■ Problem statement: Output all entries verbatim. Skip pictures.

— start of Records for this exercise —

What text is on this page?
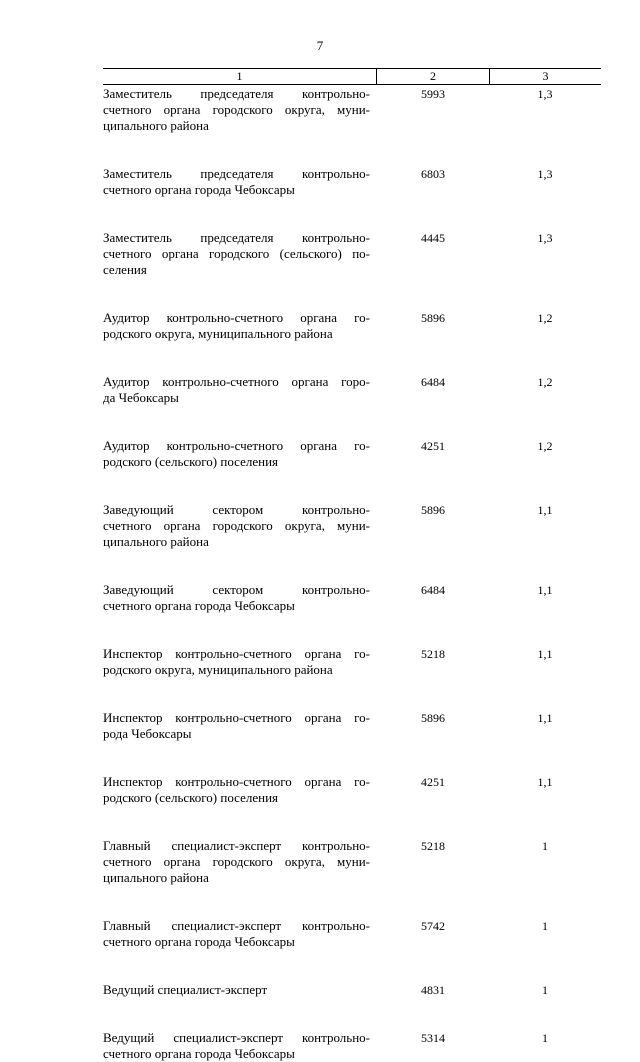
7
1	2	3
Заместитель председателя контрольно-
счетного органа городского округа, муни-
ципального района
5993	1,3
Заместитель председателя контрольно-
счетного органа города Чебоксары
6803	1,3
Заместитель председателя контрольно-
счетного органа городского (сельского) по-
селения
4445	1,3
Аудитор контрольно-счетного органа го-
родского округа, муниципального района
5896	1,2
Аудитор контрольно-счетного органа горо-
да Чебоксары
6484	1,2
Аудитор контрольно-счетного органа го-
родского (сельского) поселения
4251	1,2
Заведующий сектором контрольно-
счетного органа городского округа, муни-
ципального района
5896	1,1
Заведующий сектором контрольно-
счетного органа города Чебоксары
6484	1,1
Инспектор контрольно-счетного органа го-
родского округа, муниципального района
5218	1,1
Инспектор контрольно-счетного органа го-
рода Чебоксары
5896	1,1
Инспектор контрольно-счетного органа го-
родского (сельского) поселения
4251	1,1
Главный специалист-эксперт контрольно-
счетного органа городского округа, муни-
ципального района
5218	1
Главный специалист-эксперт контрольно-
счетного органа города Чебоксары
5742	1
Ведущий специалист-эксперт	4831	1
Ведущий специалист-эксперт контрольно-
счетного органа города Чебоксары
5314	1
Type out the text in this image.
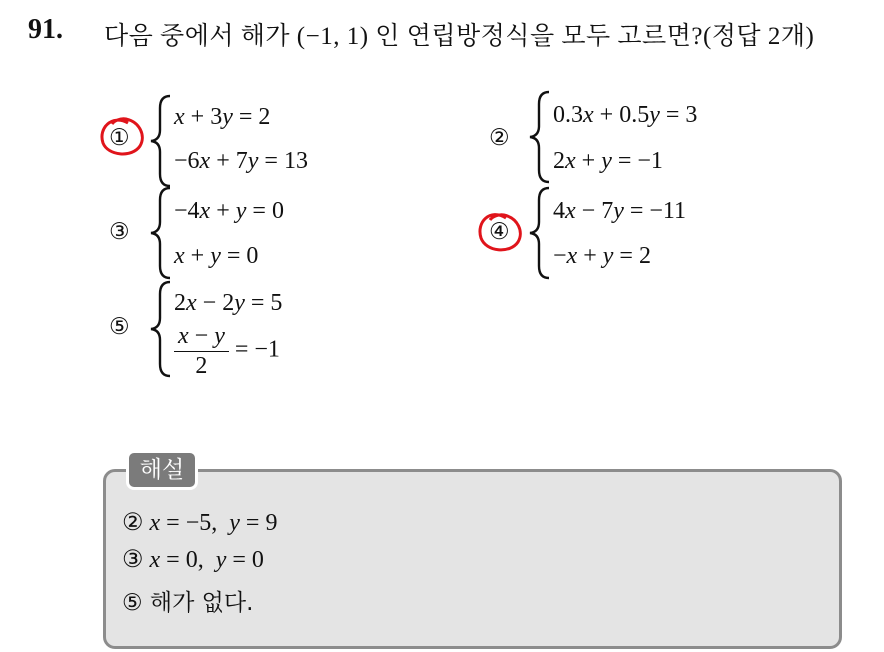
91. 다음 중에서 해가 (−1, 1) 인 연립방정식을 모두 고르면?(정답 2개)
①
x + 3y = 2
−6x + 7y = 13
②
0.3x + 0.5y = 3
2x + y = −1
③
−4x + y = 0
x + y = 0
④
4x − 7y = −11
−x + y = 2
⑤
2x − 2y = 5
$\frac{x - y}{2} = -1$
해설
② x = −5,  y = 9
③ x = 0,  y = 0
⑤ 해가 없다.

— end of Records for this exercise —

■ Exercise answer:
What text is on this page?
7
1	2	3
Заместитель председателя контрольно-
счетного органа городского округа, муни-
ципального района
5993	1,3
Заместитель председателя контрольно-
счетного органа города Чебоксары
6803	1,3
Заместитель председателя контрольно-
счетного органа городского (сельского) по-
селения
4445	1,3
Аудитор контрольно-счетного органа го-
родского округа, муниципального района
5896	1,2
Аудитор контрольно-счетного органа горо-
да Чебоксары
6484	1,2
Аудитор контрольно-счетного органа го-
родского (сельского) поселения
4251	1,2
Заведующий сектором контрольно-
счетного органа городского округа, муни-
ципального района
5896	1,1
Заведующий сектором контрольно-
счетного органа города Чебоксары
6484	1,1
Инспектор контрольно-счетного органа го-
родского округа, муниципального района
5218	1,1
Инспектор контрольно-счетного органа го-
рода Чебоксары
5896	1,1
Инспектор контрольно-счетного органа го-
родского (сельского) поселения
4251	1,1
Главный специалист-эксперт контрольно-
счетного органа городского округа, муни-
ципального района
5218	1
Главный специалист-эксперт контрольно-
счетного органа города Чебоксары
5742	1
Ведущий специалист-эксперт	4831	1
Ведущий специалист-эксперт контрольно-
счетного органа города Чебоксары
5314	1
Type out the text in this image.
91. 다음 중에서 해가 (−1, 1) 인 연립방정식을 모두 고르면?(정답 2개)
①
x + 3y = 2
−6x + 7y = 13
②
0.3x + 0.5y = 3
2x + y = −1
③
−4x + y = 0
x + y = 0
④
4x − 7y = −11
−x + y = 2
⑤
2x − 2y = 5
$\frac{x - y}{2} = -1$
해설
② x = −5,  y = 9
③ x = 0,  y = 0
⑤ 해가 없다.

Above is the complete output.